§ **DO THIS**:
Locate each line holding the string "标准要求" and copy it.

━━━━━━

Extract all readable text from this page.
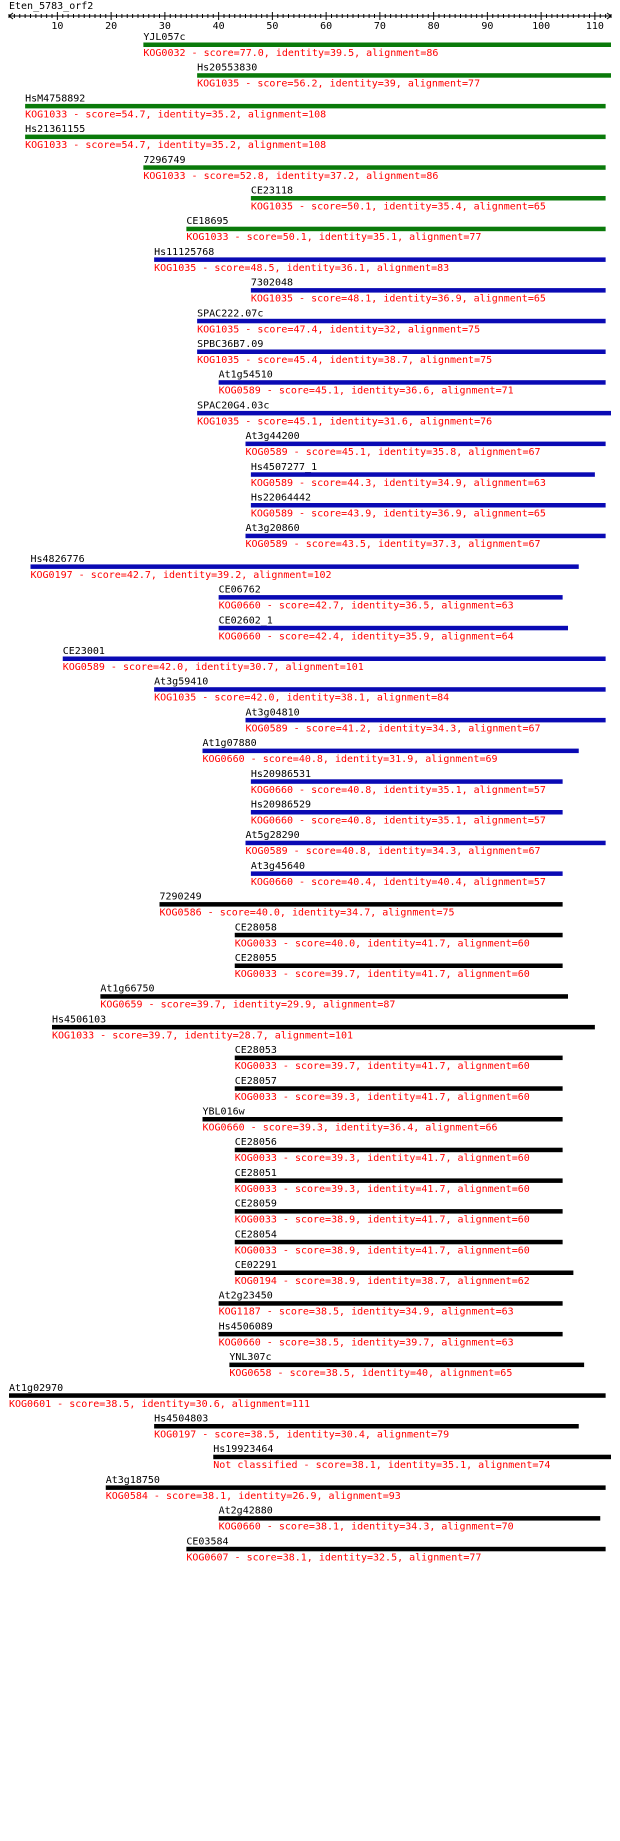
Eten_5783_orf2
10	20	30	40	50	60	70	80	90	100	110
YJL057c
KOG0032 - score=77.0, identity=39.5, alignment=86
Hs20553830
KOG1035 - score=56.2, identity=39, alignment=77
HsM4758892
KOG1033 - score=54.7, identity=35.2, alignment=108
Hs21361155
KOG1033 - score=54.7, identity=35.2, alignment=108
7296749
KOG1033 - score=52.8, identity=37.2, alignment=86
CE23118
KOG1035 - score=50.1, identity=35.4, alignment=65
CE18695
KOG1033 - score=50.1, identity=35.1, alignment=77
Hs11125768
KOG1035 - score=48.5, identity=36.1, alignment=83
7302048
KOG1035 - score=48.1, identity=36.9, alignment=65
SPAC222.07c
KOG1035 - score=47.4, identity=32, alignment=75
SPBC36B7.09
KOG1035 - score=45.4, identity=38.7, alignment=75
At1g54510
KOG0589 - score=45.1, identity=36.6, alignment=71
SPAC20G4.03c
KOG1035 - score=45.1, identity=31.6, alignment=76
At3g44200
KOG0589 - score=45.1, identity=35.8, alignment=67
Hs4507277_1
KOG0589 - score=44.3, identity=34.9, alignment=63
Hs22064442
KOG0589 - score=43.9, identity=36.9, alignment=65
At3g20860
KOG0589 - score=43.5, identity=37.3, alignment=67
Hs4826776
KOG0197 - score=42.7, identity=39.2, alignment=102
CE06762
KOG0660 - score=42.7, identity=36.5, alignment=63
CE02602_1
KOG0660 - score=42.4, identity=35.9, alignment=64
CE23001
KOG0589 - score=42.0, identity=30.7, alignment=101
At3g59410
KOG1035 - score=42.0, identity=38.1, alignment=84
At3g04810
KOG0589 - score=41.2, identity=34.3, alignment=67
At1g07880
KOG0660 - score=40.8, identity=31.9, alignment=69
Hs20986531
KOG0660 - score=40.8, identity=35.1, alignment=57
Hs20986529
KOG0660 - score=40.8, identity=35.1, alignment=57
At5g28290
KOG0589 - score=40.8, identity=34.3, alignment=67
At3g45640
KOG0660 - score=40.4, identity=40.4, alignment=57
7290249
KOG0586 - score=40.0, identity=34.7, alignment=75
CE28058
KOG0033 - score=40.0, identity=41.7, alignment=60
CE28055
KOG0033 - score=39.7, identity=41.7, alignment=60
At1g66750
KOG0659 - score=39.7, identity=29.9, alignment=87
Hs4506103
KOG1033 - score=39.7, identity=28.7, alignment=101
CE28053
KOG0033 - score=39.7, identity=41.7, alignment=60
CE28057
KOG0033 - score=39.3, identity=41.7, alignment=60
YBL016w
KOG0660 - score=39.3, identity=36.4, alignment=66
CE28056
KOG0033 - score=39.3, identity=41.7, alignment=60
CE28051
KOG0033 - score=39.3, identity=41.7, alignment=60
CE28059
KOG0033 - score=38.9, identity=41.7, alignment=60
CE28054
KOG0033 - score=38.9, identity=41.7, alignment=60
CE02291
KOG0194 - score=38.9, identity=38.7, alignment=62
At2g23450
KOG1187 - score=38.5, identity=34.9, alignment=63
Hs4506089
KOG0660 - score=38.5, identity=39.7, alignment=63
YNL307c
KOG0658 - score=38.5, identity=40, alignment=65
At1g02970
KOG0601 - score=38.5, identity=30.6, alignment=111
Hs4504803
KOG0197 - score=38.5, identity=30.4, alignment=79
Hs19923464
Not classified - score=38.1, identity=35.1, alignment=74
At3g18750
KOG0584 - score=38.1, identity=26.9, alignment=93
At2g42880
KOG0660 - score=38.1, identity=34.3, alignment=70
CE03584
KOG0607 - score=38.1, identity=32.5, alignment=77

━━━━━━

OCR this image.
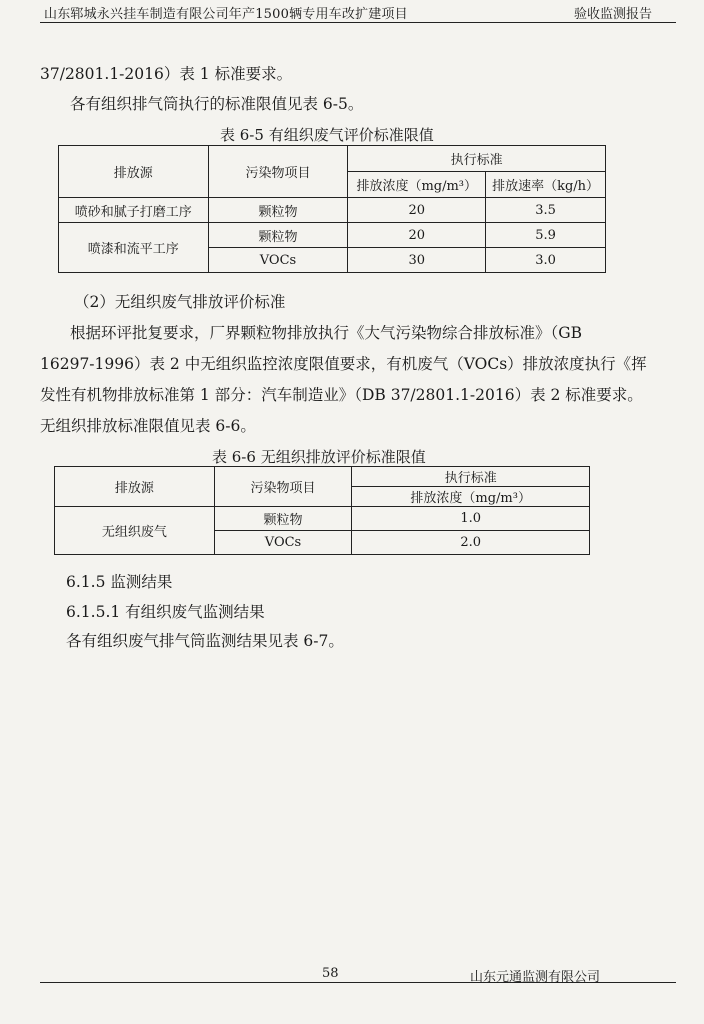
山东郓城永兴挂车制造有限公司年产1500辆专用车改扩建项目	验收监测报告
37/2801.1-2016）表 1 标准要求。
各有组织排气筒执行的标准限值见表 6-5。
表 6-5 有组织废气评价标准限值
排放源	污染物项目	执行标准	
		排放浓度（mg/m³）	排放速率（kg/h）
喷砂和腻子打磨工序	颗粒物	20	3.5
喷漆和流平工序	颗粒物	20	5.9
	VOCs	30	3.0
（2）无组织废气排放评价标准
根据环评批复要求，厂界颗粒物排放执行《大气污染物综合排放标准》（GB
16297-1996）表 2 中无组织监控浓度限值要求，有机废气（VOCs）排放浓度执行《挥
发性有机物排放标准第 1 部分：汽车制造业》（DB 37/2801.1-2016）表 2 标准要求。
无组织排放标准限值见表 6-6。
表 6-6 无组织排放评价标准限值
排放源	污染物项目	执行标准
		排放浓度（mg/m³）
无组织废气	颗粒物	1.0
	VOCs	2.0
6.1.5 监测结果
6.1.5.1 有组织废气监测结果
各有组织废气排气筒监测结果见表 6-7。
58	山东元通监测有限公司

━━━━━━

§ **TASK SOLUTION**:
37/2801.1-2016）表 1 标准要求。
发性有机物排放标准第 1 部分：汽车制造业》（DB 37/2801.1-2016）表 2 标准要求。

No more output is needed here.